[Stored data]
-- Begin --

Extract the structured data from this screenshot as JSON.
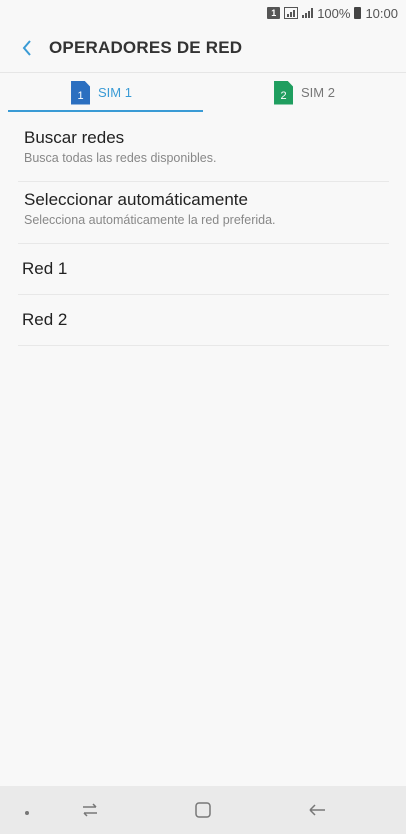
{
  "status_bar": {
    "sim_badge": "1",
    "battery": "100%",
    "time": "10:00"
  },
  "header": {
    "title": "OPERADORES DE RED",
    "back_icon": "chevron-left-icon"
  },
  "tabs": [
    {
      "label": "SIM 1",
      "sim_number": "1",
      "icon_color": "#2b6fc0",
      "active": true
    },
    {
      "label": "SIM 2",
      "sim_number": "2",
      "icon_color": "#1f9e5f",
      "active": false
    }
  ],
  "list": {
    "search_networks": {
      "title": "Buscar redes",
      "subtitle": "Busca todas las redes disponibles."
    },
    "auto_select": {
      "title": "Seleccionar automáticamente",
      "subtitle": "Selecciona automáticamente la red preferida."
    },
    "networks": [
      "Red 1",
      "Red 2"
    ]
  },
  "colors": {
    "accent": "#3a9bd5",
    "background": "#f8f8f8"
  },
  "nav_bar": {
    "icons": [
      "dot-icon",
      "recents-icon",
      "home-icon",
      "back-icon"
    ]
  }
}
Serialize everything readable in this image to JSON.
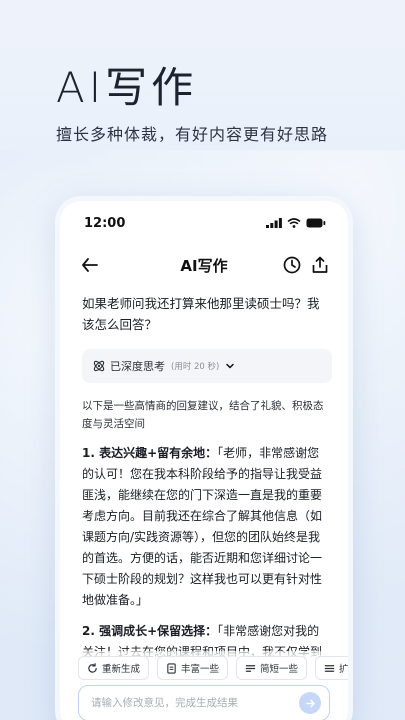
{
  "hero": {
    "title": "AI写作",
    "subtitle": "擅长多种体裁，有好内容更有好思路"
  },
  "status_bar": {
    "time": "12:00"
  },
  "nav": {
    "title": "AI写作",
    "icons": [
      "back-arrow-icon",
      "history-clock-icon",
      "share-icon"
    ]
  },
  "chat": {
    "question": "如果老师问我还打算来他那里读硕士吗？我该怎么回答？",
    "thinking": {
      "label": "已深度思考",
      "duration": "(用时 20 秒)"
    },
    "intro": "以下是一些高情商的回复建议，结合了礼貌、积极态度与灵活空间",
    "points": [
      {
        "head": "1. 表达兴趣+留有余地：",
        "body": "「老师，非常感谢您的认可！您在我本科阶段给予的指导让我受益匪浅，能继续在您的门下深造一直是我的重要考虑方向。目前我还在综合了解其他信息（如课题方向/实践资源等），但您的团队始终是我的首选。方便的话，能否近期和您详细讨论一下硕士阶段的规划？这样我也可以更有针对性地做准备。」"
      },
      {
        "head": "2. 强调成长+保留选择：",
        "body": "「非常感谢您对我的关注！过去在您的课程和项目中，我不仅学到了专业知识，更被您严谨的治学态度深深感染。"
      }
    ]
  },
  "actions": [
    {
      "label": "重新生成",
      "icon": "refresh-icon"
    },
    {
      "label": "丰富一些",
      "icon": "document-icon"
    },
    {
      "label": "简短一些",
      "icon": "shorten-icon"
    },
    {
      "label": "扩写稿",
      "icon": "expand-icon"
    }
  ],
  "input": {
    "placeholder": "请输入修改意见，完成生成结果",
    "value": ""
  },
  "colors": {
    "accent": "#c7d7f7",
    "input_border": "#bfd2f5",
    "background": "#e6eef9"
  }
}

-- End --
-- Begin --

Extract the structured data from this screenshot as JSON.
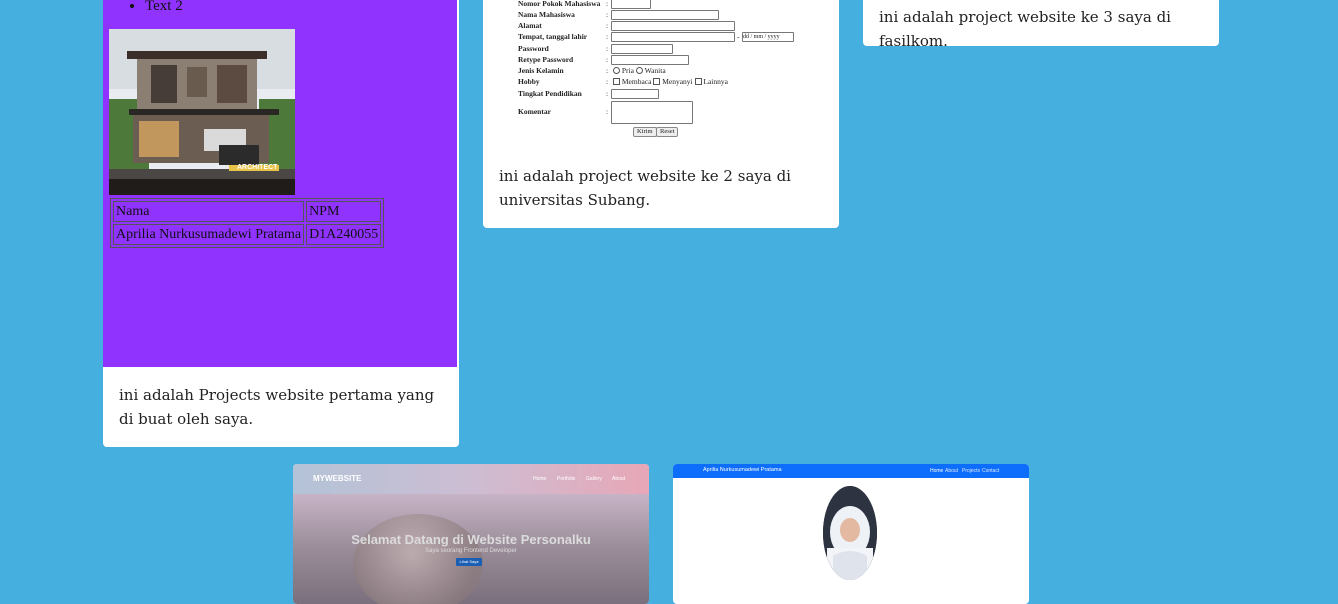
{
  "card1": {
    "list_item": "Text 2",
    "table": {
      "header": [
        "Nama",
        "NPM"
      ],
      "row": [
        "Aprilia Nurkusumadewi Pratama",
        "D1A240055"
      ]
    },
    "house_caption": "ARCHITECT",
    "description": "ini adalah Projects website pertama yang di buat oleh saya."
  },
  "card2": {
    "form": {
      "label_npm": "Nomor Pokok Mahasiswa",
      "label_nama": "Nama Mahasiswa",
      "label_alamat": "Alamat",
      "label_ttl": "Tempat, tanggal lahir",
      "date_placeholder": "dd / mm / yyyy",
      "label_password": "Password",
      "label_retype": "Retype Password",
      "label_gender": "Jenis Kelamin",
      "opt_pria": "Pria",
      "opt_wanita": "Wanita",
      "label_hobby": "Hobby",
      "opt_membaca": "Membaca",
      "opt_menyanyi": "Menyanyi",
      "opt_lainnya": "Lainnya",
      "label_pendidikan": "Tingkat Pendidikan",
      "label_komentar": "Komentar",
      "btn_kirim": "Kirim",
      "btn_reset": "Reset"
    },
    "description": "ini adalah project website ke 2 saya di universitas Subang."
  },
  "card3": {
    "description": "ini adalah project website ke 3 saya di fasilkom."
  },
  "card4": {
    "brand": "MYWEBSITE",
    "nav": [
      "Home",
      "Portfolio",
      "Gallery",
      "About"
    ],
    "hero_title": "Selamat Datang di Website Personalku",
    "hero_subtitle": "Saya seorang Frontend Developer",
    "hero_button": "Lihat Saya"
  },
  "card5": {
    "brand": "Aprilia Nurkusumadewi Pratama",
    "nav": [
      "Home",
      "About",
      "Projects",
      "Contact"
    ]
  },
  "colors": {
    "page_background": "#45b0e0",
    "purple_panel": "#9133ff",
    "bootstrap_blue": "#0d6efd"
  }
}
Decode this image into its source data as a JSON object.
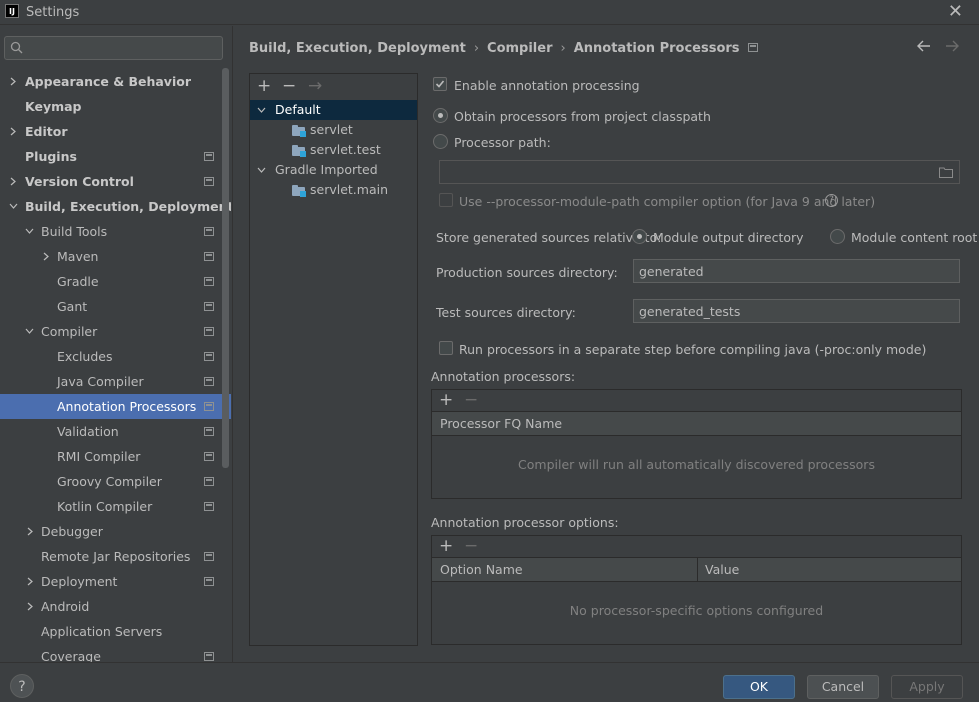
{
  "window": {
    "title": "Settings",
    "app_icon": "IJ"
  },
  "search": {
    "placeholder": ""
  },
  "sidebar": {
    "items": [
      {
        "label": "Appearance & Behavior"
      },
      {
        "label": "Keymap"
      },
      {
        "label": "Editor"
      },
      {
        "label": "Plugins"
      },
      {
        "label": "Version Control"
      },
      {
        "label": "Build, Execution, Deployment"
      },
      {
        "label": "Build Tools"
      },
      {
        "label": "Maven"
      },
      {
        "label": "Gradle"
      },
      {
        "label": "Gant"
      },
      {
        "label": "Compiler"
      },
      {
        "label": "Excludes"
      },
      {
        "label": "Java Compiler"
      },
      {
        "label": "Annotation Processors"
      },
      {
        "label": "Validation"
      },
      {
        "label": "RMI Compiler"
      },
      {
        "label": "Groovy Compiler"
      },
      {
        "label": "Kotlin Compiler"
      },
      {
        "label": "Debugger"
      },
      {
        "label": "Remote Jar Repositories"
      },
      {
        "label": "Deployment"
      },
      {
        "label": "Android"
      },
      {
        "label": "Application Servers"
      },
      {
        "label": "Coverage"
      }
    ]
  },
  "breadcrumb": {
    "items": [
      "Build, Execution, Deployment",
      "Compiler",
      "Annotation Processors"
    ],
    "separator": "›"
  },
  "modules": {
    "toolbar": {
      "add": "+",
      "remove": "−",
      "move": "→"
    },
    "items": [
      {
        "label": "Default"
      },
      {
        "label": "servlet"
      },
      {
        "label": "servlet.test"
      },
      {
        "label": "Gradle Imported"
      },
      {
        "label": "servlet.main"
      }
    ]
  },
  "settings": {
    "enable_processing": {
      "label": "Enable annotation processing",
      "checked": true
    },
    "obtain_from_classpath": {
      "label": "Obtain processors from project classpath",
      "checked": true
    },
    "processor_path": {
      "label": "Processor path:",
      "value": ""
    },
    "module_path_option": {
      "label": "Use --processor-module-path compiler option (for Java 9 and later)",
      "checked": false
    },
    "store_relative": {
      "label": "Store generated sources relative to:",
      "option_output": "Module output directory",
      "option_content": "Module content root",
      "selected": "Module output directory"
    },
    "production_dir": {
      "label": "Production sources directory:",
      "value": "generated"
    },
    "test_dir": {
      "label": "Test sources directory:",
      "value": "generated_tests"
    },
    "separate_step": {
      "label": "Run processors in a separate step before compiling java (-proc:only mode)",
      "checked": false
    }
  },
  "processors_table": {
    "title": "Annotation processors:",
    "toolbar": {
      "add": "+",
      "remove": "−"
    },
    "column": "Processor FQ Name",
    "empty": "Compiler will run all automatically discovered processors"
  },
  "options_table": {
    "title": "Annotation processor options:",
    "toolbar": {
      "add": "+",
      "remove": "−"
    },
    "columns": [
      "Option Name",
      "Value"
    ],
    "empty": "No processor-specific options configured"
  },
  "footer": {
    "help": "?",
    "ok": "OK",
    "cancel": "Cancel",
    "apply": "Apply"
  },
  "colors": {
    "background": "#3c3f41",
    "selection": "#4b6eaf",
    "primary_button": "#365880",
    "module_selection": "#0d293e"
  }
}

-- End --

→ **WHAT IS NEEDED**
Using the records above, say how many lines include the string "directory". Only the number is wanted.

→ **SOLUTION**
4